Problem to solve> In the listing below, identify each line with the word "this" and return those lines.

○ ○ ○ ○

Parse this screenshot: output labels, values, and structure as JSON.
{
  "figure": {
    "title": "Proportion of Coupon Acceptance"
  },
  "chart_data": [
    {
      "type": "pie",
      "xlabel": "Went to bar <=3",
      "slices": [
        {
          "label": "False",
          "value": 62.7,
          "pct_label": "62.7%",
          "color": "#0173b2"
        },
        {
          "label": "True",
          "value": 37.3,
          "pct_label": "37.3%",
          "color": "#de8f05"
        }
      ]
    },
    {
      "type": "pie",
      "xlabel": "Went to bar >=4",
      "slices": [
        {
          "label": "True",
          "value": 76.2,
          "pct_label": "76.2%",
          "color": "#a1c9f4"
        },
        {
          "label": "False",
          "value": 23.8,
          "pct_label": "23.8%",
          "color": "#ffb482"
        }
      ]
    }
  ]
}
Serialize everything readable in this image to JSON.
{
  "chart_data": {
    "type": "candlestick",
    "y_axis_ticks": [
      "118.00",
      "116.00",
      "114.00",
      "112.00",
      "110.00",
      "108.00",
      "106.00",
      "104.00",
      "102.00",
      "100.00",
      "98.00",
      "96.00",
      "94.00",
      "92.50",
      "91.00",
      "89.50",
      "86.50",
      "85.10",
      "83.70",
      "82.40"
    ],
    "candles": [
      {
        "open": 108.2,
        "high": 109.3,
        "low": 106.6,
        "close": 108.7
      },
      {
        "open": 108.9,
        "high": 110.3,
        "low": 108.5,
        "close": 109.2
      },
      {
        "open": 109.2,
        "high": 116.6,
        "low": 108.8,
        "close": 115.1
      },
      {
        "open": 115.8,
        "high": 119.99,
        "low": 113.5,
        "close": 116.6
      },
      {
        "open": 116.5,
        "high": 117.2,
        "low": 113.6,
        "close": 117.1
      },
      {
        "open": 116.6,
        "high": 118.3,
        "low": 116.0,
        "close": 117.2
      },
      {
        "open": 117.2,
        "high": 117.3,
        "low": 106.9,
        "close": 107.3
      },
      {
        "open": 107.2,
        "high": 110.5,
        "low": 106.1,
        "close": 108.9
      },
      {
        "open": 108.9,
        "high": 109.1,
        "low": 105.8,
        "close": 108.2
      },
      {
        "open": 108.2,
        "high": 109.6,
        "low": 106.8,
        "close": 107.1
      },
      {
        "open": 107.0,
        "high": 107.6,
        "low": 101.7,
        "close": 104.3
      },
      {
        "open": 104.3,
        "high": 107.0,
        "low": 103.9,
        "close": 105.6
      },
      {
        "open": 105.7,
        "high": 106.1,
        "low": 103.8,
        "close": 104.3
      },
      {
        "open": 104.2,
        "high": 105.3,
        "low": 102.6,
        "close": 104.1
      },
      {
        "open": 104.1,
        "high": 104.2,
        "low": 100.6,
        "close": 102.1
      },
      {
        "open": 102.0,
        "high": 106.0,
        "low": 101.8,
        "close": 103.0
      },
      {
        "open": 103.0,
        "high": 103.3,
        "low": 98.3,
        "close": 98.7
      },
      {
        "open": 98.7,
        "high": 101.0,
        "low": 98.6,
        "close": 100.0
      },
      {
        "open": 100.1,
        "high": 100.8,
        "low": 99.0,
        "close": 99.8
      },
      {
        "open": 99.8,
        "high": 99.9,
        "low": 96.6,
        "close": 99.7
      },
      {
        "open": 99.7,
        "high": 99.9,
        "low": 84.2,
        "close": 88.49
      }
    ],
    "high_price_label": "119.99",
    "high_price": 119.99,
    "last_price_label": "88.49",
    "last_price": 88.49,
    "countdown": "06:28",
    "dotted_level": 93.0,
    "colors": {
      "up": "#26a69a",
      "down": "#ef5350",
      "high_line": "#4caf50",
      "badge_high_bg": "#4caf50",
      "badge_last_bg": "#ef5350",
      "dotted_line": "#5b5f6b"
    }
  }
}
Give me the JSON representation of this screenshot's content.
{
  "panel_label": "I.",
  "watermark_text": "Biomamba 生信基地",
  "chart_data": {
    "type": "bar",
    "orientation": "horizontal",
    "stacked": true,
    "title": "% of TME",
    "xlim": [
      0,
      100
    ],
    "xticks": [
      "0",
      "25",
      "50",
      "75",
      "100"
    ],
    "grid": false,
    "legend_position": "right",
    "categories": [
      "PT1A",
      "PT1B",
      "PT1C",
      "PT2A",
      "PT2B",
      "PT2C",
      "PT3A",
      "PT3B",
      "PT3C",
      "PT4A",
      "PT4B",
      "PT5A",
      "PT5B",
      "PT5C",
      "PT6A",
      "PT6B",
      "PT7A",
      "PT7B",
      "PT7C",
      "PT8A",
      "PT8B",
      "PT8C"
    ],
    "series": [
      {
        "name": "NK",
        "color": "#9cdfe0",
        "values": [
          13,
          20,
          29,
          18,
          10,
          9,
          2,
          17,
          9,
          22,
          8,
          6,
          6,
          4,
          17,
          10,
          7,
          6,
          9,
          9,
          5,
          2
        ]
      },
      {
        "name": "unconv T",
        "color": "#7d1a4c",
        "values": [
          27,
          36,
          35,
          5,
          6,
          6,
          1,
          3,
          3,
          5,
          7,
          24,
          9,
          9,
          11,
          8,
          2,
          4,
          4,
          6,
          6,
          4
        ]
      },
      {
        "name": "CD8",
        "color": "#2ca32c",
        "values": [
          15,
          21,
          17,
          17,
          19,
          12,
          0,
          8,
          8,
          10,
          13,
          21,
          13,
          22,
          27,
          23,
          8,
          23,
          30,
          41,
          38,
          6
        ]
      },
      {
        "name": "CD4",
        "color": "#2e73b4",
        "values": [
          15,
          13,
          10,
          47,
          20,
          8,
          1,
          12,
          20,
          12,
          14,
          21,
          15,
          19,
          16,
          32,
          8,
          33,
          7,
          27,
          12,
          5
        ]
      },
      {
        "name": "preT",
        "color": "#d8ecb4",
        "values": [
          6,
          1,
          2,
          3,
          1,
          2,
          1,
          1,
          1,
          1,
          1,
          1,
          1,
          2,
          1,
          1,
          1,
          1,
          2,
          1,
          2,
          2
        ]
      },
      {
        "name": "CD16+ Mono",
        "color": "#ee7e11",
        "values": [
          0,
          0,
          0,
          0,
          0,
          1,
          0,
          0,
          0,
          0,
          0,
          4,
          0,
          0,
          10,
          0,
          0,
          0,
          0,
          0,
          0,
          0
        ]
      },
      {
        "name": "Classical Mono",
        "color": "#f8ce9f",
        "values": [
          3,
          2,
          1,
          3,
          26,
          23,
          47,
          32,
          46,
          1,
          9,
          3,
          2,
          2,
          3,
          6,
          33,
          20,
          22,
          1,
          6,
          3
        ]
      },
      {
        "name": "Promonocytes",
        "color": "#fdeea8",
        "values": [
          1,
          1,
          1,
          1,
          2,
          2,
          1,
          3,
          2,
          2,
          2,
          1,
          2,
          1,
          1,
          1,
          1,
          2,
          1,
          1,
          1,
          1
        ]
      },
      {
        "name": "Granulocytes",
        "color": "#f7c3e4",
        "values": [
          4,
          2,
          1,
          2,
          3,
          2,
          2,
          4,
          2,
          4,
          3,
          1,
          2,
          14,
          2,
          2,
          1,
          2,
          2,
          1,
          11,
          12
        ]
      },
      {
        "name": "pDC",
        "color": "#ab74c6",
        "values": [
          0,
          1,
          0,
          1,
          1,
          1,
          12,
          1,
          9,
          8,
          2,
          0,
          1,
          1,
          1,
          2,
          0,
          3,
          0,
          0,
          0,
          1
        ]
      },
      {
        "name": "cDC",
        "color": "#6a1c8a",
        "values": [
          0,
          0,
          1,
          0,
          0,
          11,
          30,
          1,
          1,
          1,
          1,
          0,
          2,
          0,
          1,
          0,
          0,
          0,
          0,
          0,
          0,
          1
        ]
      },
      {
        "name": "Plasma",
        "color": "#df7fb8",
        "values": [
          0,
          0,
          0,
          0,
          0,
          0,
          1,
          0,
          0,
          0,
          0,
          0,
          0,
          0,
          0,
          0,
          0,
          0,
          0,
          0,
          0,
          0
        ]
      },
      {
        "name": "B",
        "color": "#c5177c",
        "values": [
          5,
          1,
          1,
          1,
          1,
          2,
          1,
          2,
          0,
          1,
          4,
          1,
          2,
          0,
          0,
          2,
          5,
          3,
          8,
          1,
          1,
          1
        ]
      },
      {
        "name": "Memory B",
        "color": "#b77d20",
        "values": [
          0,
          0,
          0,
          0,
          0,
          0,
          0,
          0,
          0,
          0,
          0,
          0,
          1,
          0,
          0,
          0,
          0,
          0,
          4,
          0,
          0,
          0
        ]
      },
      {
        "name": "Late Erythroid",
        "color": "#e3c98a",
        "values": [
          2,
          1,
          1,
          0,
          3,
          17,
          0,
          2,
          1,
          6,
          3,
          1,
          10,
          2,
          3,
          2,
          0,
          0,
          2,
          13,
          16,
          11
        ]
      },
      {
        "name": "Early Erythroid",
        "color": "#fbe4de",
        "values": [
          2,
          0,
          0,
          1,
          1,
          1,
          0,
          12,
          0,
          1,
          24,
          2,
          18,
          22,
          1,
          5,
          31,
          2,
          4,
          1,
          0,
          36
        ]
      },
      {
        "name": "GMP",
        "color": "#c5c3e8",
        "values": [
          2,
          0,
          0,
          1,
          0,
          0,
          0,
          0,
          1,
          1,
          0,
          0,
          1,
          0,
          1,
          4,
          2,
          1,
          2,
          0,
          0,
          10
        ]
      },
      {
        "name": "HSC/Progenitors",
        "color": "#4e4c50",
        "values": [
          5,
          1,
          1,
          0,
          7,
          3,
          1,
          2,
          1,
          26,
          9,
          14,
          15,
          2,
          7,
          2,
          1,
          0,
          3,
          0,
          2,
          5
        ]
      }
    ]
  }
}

○ ○ ○ ○

Written response>
Parse this screenshot: output labels, values, and structure as JSON.
Serialize everything readable in this image to JSON.
Give me the JSON representation of this screenshot's content.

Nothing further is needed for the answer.